Stored data:

"""

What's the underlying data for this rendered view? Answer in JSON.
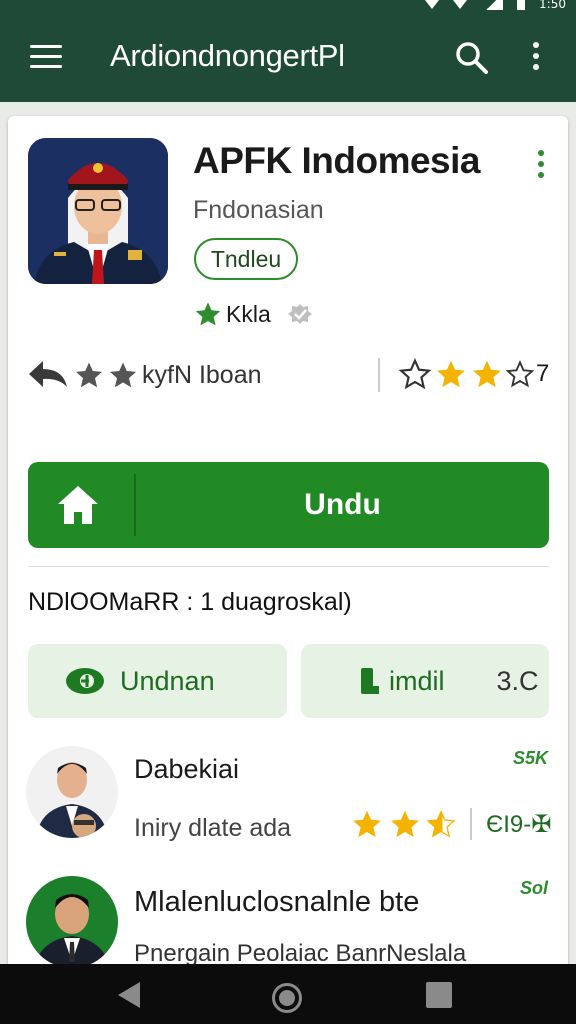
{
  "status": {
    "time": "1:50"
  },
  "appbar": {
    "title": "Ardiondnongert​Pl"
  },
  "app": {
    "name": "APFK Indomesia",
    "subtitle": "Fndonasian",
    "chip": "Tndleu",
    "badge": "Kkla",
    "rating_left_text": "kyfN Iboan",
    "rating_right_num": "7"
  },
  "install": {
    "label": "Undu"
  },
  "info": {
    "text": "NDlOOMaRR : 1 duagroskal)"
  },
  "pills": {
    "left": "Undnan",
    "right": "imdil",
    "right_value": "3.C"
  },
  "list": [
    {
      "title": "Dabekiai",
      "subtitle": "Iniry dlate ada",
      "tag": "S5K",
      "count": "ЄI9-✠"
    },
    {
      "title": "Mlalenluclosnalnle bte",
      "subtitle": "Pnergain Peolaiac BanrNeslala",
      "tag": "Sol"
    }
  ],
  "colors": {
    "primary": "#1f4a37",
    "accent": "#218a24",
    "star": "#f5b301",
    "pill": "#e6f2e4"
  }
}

"""

__Exercise prompt__.
Repeat the records above verbatim, with no pictures in the result.

__The result__.
What's the underlying data for this rendered view? Answer in JSON.
{
  "status": {
    "time": "1:50"
  },
  "appbar": {
    "title": "Ardiondnongert​Pl"
  },
  "app": {
    "name": "APFK Indomesia",
    "subtitle": "Fndonasian",
    "chip": "Tndleu",
    "badge": "Kkla",
    "rating_left_text": "kyfN Iboan",
    "rating_right_num": "7"
  },
  "install": {
    "label": "Undu"
  },
  "info": {
    "text": "NDlOOMaRR : 1 duagroskal)"
  },
  "pills": {
    "left": "Undnan",
    "right": "imdil",
    "right_value": "3.C"
  },
  "list": [
    {
      "title": "Dabekiai",
      "subtitle": "Iniry dlate ada",
      "tag": "S5K",
      "count": "ЄI9-✠"
    },
    {
      "title": "Mlalenluclosnalnle bte",
      "subtitle": "Pnergain Peolaiac BanrNeslala",
      "tag": "Sol"
    }
  ],
  "colors": {
    "primary": "#1f4a37",
    "accent": "#218a24",
    "star": "#f5b301",
    "pill": "#e6f2e4"
  }
}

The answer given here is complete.